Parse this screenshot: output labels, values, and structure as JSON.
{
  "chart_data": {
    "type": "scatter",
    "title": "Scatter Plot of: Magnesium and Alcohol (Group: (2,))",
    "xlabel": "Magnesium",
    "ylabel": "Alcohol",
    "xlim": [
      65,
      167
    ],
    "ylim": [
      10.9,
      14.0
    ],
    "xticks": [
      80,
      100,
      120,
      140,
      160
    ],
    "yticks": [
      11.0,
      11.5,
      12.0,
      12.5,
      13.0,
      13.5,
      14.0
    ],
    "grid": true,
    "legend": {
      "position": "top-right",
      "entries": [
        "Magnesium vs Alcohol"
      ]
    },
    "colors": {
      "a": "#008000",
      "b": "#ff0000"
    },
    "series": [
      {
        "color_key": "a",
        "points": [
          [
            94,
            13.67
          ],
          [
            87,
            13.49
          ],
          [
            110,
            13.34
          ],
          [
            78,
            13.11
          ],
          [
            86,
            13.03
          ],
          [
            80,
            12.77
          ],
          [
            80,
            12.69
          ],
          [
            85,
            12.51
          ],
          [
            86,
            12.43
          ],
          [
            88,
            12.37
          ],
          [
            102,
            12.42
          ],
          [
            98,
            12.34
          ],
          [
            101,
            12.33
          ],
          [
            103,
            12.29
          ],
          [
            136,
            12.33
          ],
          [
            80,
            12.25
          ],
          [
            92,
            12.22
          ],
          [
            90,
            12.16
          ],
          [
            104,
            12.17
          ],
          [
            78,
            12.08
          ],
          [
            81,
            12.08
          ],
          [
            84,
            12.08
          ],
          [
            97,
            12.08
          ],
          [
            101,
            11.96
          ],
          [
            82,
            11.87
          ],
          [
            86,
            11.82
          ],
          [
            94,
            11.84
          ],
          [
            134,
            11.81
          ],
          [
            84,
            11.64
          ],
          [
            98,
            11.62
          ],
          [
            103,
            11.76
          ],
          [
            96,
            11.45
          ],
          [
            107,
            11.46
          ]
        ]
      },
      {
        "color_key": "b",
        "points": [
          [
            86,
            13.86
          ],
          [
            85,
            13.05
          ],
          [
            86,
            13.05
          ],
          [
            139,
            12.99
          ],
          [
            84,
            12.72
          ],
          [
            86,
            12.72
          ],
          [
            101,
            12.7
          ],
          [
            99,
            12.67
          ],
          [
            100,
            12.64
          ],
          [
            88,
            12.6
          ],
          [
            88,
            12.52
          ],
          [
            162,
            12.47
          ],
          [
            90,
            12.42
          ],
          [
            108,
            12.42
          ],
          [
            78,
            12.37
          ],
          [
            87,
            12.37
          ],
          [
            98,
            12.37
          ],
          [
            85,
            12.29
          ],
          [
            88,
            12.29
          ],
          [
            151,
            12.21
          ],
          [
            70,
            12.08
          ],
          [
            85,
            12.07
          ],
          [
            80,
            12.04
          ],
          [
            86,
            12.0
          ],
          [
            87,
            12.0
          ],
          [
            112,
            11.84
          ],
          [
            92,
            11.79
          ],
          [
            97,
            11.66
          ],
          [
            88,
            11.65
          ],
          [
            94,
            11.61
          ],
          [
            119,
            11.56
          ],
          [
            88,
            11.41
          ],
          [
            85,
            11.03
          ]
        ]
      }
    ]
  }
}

= = =

* [Directive]:
Without leaving anything out, give the entries again exactly.

* [Final answer]:
Parse this screenshot: output labels, values, and structure as JSON.
{
  "chart_data": {
    "type": "scatter",
    "title": "Scatter Plot of: Magnesium and Alcohol (Group: (2,))",
    "xlabel": "Magnesium",
    "ylabel": "Alcohol",
    "xlim": [
      65,
      167
    ],
    "ylim": [
      10.9,
      14.0
    ],
    "xticks": [
      80,
      100,
      120,
      140,
      160
    ],
    "yticks": [
      11.0,
      11.5,
      12.0,
      12.5,
      13.0,
      13.5,
      14.0
    ],
    "grid": true,
    "legend": {
      "position": "top-right",
      "entries": [
        "Magnesium vs Alcohol"
      ]
    },
    "colors": {
      "a": "#008000",
      "b": "#ff0000"
    },
    "series": [
      {
        "color_key": "a",
        "points": [
          [
            94,
            13.67
          ],
          [
            87,
            13.49
          ],
          [
            110,
            13.34
          ],
          [
            78,
            13.11
          ],
          [
            86,
            13.03
          ],
          [
            80,
            12.77
          ],
          [
            80,
            12.69
          ],
          [
            85,
            12.51
          ],
          [
            86,
            12.43
          ],
          [
            88,
            12.37
          ],
          [
            102,
            12.42
          ],
          [
            98,
            12.34
          ],
          [
            101,
            12.33
          ],
          [
            103,
            12.29
          ],
          [
            136,
            12.33
          ],
          [
            80,
            12.25
          ],
          [
            92,
            12.22
          ],
          [
            90,
            12.16
          ],
          [
            104,
            12.17
          ],
          [
            78,
            12.08
          ],
          [
            81,
            12.08
          ],
          [
            84,
            12.08
          ],
          [
            97,
            12.08
          ],
          [
            101,
            11.96
          ],
          [
            82,
            11.87
          ],
          [
            86,
            11.82
          ],
          [
            94,
            11.84
          ],
          [
            134,
            11.81
          ],
          [
            84,
            11.64
          ],
          [
            98,
            11.62
          ],
          [
            103,
            11.76
          ],
          [
            96,
            11.45
          ],
          [
            107,
            11.46
          ]
        ]
      },
      {
        "color_key": "b",
        "points": [
          [
            86,
            13.86
          ],
          [
            85,
            13.05
          ],
          [
            86,
            13.05
          ],
          [
            139,
            12.99
          ],
          [
            84,
            12.72
          ],
          [
            86,
            12.72
          ],
          [
            101,
            12.7
          ],
          [
            99,
            12.67
          ],
          [
            100,
            12.64
          ],
          [
            88,
            12.6
          ],
          [
            88,
            12.52
          ],
          [
            162,
            12.47
          ],
          [
            90,
            12.42
          ],
          [
            108,
            12.42
          ],
          [
            78,
            12.37
          ],
          [
            87,
            12.37
          ],
          [
            98,
            12.37
          ],
          [
            85,
            12.29
          ],
          [
            88,
            12.29
          ],
          [
            151,
            12.21
          ],
          [
            70,
            12.08
          ],
          [
            85,
            12.07
          ],
          [
            80,
            12.04
          ],
          [
            86,
            12.0
          ],
          [
            87,
            12.0
          ],
          [
            112,
            11.84
          ],
          [
            92,
            11.79
          ],
          [
            97,
            11.66
          ],
          [
            88,
            11.65
          ],
          [
            94,
            11.61
          ],
          [
            119,
            11.56
          ],
          [
            88,
            11.41
          ],
          [
            85,
            11.03
          ]
        ]
      }
    ]
  }
}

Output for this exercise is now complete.